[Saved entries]
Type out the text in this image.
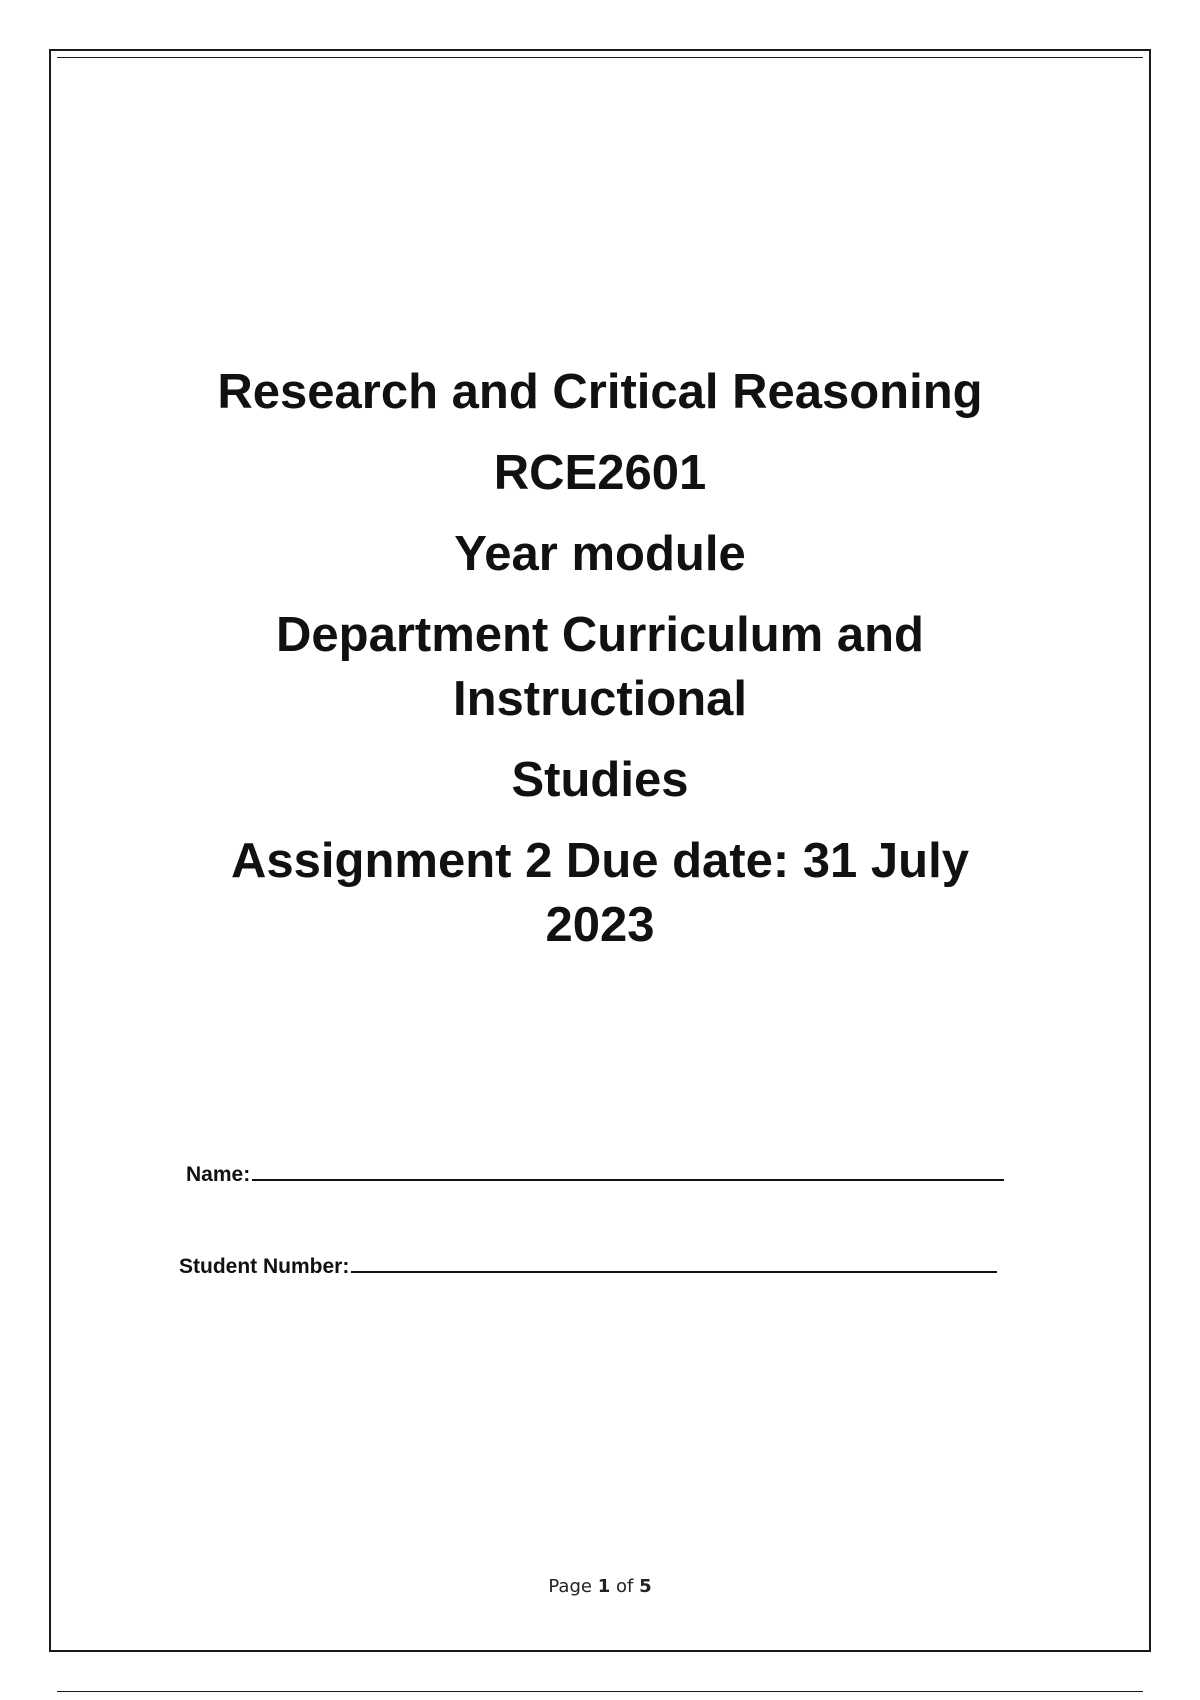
Research and Critical Reasoning
RCE2601
Year module
Department Curriculum and
Instructional
Studies
Assignment 2 Due date: 31 July
2023
Name:
Student Number:
Page 1 of 5
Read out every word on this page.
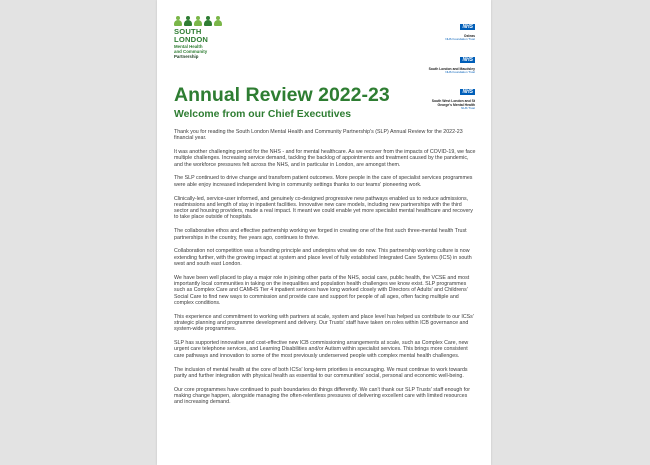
SOUTH
LONDON
Mental Health
and Community
Partnership
NHS
Oxleas
NHS Foundation Trust
NHS
South London and Maudsley
NHS Foundation Trust
NHS
South West London and St George's Mental Health
NHS Trust
Annual Review 2022-23
Welcome from our Chief Executives

Thank you for reading the South London Mental Health and Community Partnership's (SLP) Annual Review for the 2022-23 financial year.

It was another challenging period for the NHS - and for mental healthcare. As we recover from the impacts of COVID-19, we face multiple challenges. Increasing service demand, tackling the backlog of appointments and treatment caused by the pandemic, and the workforce pressures felt across the NHS, and in particular in London, are amongst them.

The SLP continued to drive change and transform patient outcomes. More people in the care of specialist services programmes were able enjoy increased independent living in community settings thanks to our teams' pioneering work.

Clinically-led, service-user informed, and genuinely co-designed progressive new pathways enabled us to reduce admissions, readmissions and length of stay in inpatient facilities. Innovative new care models, including new partnerships with the third sector and housing providers, made a real impact. It meant we could enable yet more specialist mental healthcare and recovery to take place outside of hospitals.

The collaborative ethos and effective partnership working we forged in creating one of the first such three-mental health Trust partnerships in the country, five years ago, continues to thrive.

Collaboration not competition was a founding principle and underpins what we do now. This partnership working culture is now extending further, with the growing impact at system and place level of fully established Integrated Care Systems (ICS) in south west and south east London.

We have been well placed to play a major role in joining other parts of the NHS, social care, public health, the VCSE and most importantly local communities in taking on the inequalities and population health challenges we know exist. SLP programmes such as Complex Care and CAMHS Tier 4 inpatient services have long worked closely with Directors of Adults' and Childrens' Social Care to find new ways to commission and provide care and support for people of all ages, often facing multiple and complex conditions.

This experience and commitment to working with partners at scale, system and place level has helped us contribute to our ICSs' strategic planning and programme development and delivery. Our Trusts' staff have taken on roles within ICB governance and system-wide programmes.

SLP has supported innovative and cost-effective new ICB commissioning arrangements at scale, such as Complex Care, new urgent care telephone services, and Learning Disabilities and/or Autism within specialist services. This brings more consistent care pathways and innovation to some of the most previously underserved people with complex mental health challenges.

The inclusion of mental health at the core of both ICSs' long-term priorities is encouraging. We must continue to work towards parity and further integration with physical health as essential to our communities' social, personal and economic well-being.

Our core programmes have continued to push boundaries do things differently. We can't thank our SLP Trusts' staff enough for making change happen, alongside managing the often-relentless pressures of delivering excellent care with limited resources and increasing demand.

**What you should do:**
Repeat each entry above word for word, leaving every picture out.

**Answer for the task:**
Type out the text in this image.
Research and Critical Reasoning
RCE2601
Year module
Department Curriculum and
Instructional
Studies
Assignment 2 Due date: 31 July
2023
Name:
Student Number:
Page 1 of 5
Read out every word on this page.
SOUTH
LONDON
Mental Health
and Community
Partnership
NHS
Oxleas
NHS Foundation Trust
NHS
South London and Maudsley
NHS Foundation Trust
NHS
South West London and St George's Mental Health
NHS Trust
Annual Review 2022-23
Welcome from our Chief Executives

Thank you for reading the South London Mental Health and Community Partnership's (SLP) Annual Review for the 2022-23 financial year.

It was another challenging period for the NHS - and for mental healthcare. As we recover from the impacts of COVID-19, we face multiple challenges. Increasing service demand, tackling the backlog of appointments and treatment caused by the pandemic, and the workforce pressures felt across the NHS, and in particular in London, are amongst them.

The SLP continued to drive change and transform patient outcomes. More people in the care of specialist services programmes were able enjoy increased independent living in community settings thanks to our teams' pioneering work.

Clinically-led, service-user informed, and genuinely co-designed progressive new pathways enabled us to reduce admissions, readmissions and length of stay in inpatient facilities. Innovative new care models, including new partnerships with the third sector and housing providers, made a real impact. It meant we could enable yet more specialist mental healthcare and recovery to take place outside of hospitals.

The collaborative ethos and effective partnership working we forged in creating one of the first such three-mental health Trust partnerships in the country, five years ago, continues to thrive.

Collaboration not competition was a founding principle and underpins what we do now. This partnership working culture is now extending further, with the growing impact at system and place level of fully established Integrated Care Systems (ICS) in south west and south east London.

We have been well placed to play a major role in joining other parts of the NHS, social care, public health, the VCSE and most importantly local communities in taking on the inequalities and population health challenges we know exist. SLP programmes such as Complex Care and CAMHS Tier 4 inpatient services have long worked closely with Directors of Adults' and Childrens' Social Care to find new ways to commission and provide care and support for people of all ages, often facing multiple and complex conditions.

This experience and commitment to working with partners at scale, system and place level has helped us contribute to our ICSs' strategic planning and programme development and delivery. Our Trusts' staff have taken on roles within ICB governance and system-wide programmes.

SLP has supported innovative and cost-effective new ICB commissioning arrangements at scale, such as Complex Care, new urgent care telephone services, and Learning Disabilities and/or Autism within specialist services. This brings more consistent care pathways and innovation to some of the most previously underserved people with complex mental health challenges.

The inclusion of mental health at the core of both ICSs' long-term priorities is encouraging. We must continue to work towards parity and further integration with physical health as essential to our communities' social, personal and economic well-being.

Our core programmes have continued to push boundaries do things differently. We can't thank our SLP Trusts' staff enough for making change happen, alongside managing the often-relentless pressures of delivering excellent care with limited resources and increasing demand.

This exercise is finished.